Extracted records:
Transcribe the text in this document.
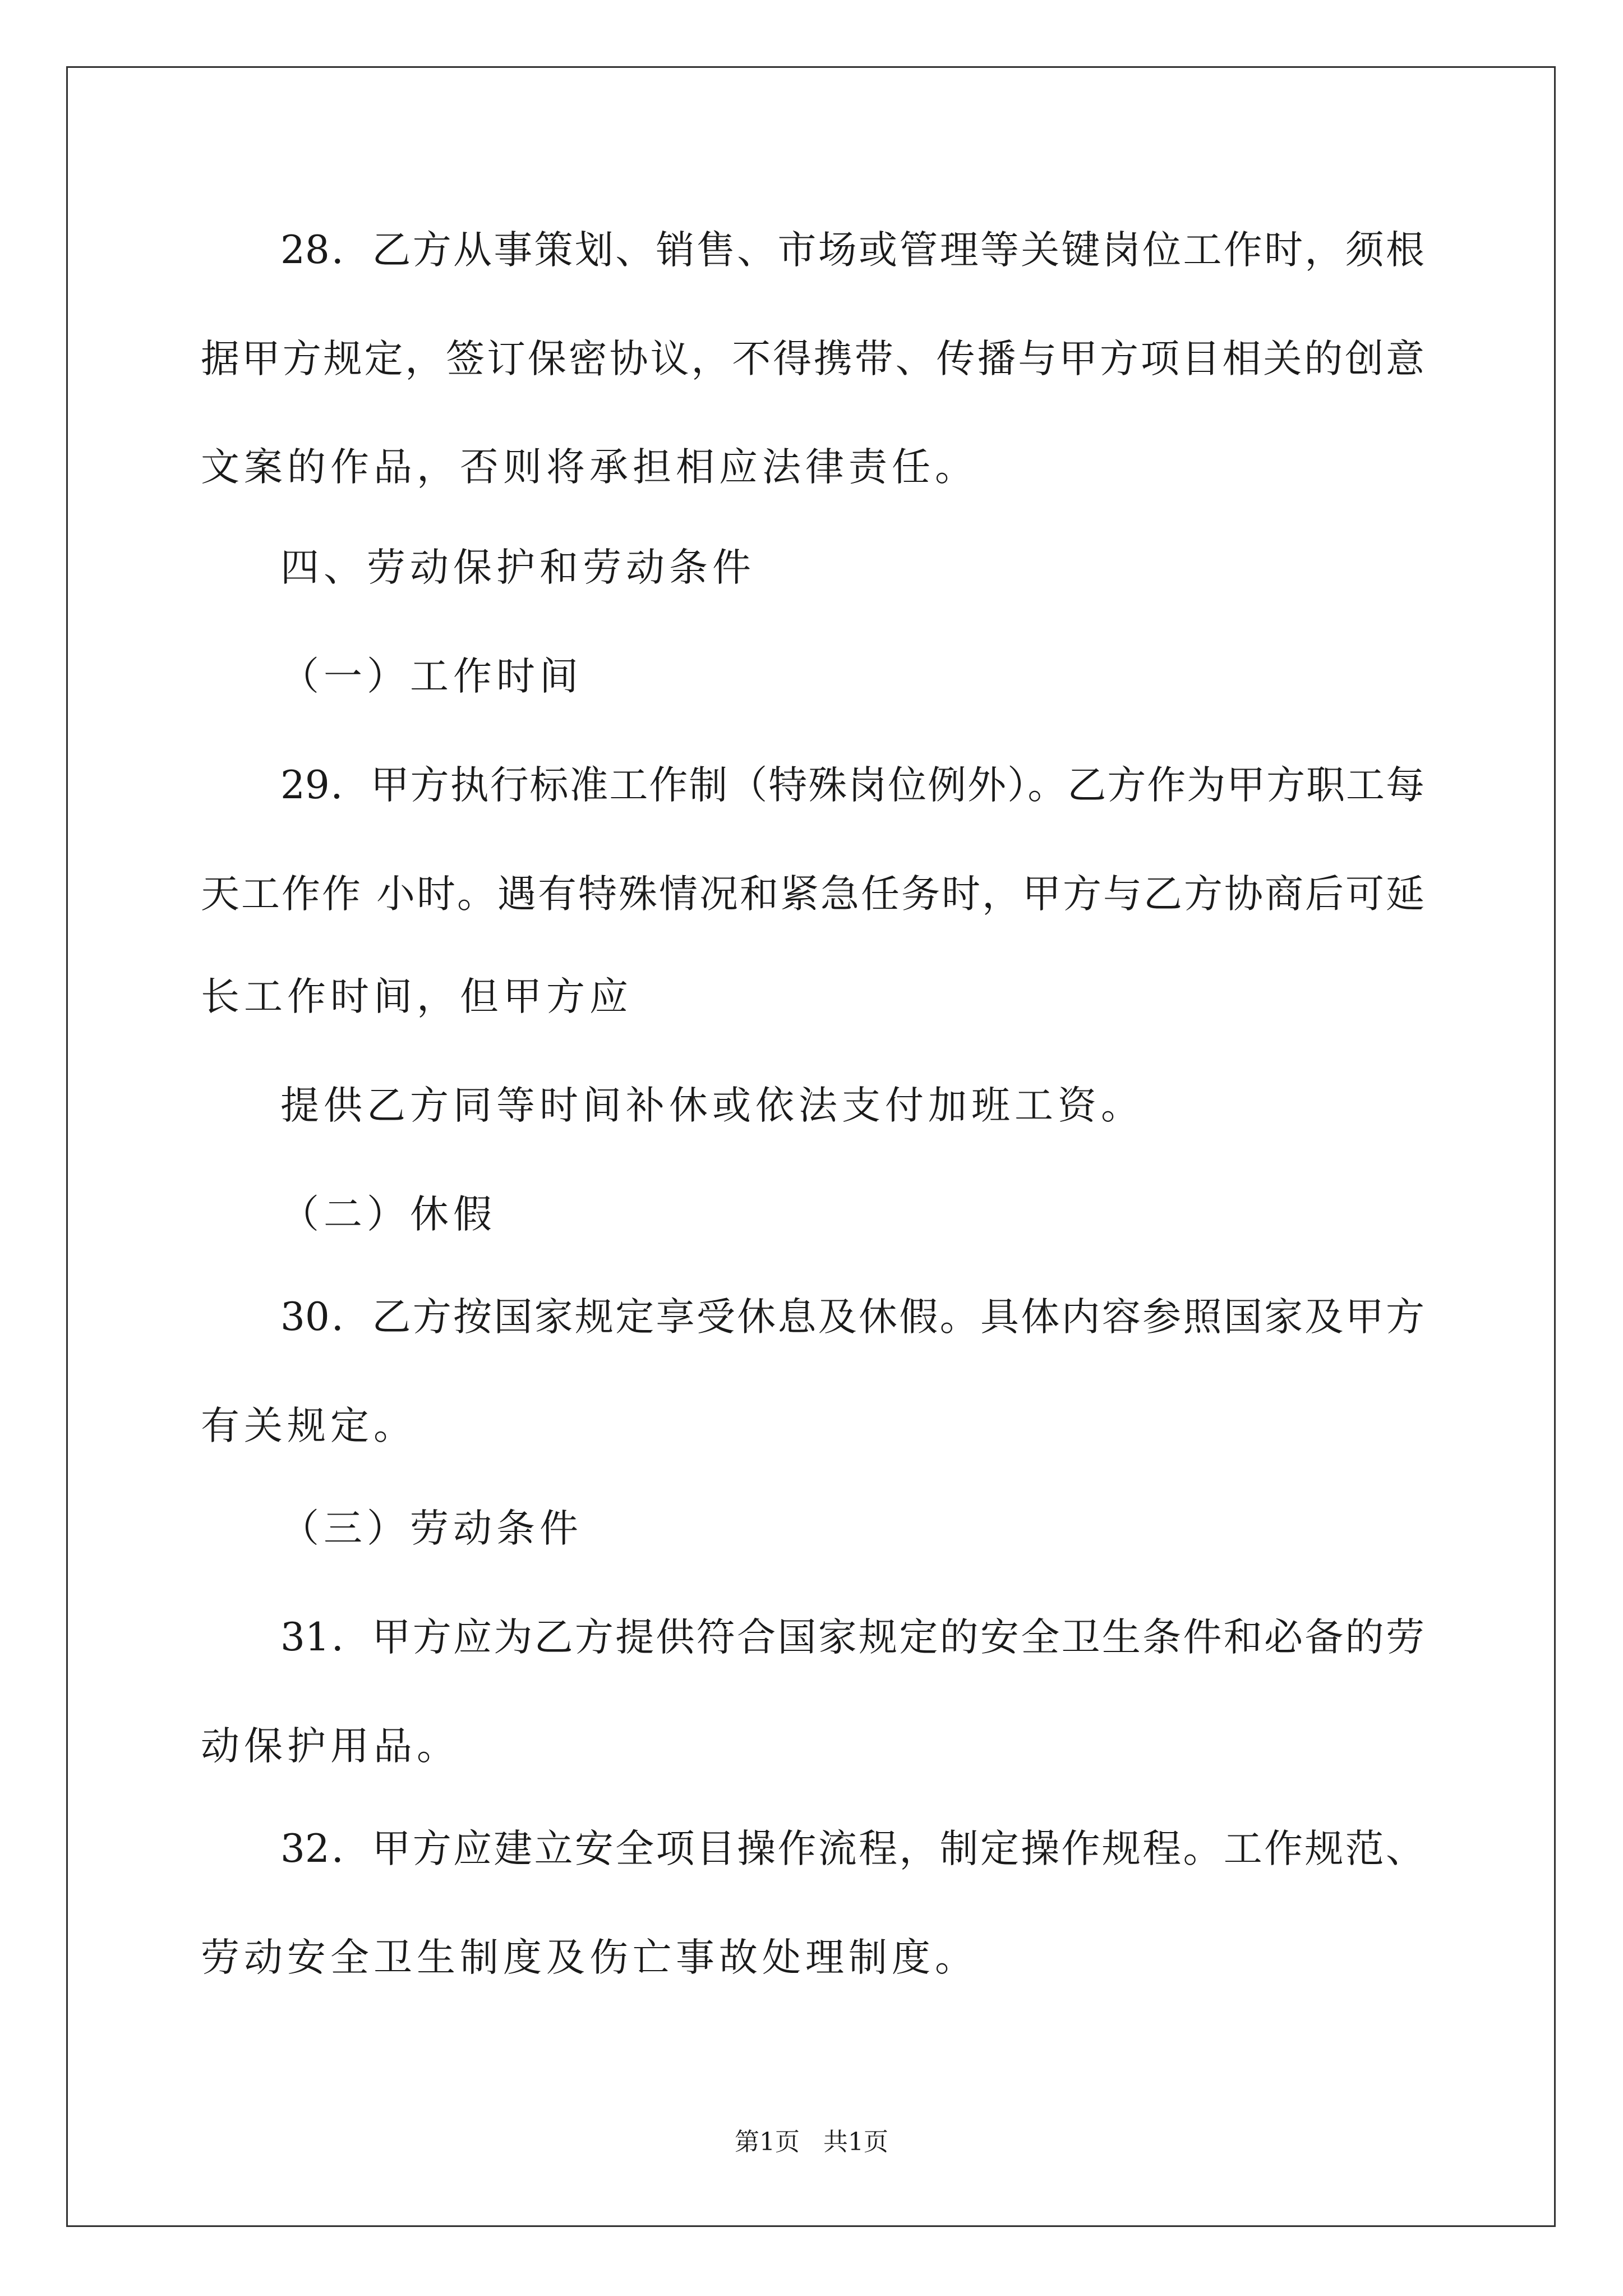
28．乙方从事策划、销售、市场或管理等关键岗位工作时，须根
据甲方规定，签订保密协议，不得携带、传播与甲方项目相关的创意
文案的作品，否则将承担相应法律责任。
四、劳动保护和劳动条件
（一）工作时间
29．甲方执行标准工作制（特殊岗位例外）。乙方作为甲方职工每
天工作作 小时。遇有特殊情况和紧急任务时，甲方与乙方协商后可延
长工作时间，但甲方应
提供乙方同等时间补休或依法支付加班工资。
（二）休假
30．乙方按国家规定享受休息及休假。具体内容参照国家及甲方
有关规定。
（三）劳动条件
31．甲方应为乙方提供符合国家规定的安全卫生条件和必备的劳
动保护用品。
32．甲方应建立安全项目操作流程，制定操作规程。工作规范、
劳动安全卫生制度及伤亡事故处理制度。
第1页   共1页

**EXERCISE OBJECTIVE:**
Output each line exactly; omit every picture.

**FINISHED ANSWER:**
Transcribe the text in this document.
28．乙方从事策划、销售、市场或管理等关键岗位工作时，须根
据甲方规定，签订保密协议，不得携带、传播与甲方项目相关的创意
文案的作品，否则将承担相应法律责任。
四、劳动保护和劳动条件
（一）工作时间
29．甲方执行标准工作制（特殊岗位例外）。乙方作为甲方职工每
天工作作 小时。遇有特殊情况和紧急任务时，甲方与乙方协商后可延
长工作时间，但甲方应
提供乙方同等时间补休或依法支付加班工资。
（二）休假
30．乙方按国家规定享受休息及休假。具体内容参照国家及甲方
有关规定。
（三）劳动条件
31．甲方应为乙方提供符合国家规定的安全卫生条件和必备的劳
动保护用品。
32．甲方应建立安全项目操作流程，制定操作规程。工作规范、
劳动安全卫生制度及伤亡事故处理制度。
第1页   共1页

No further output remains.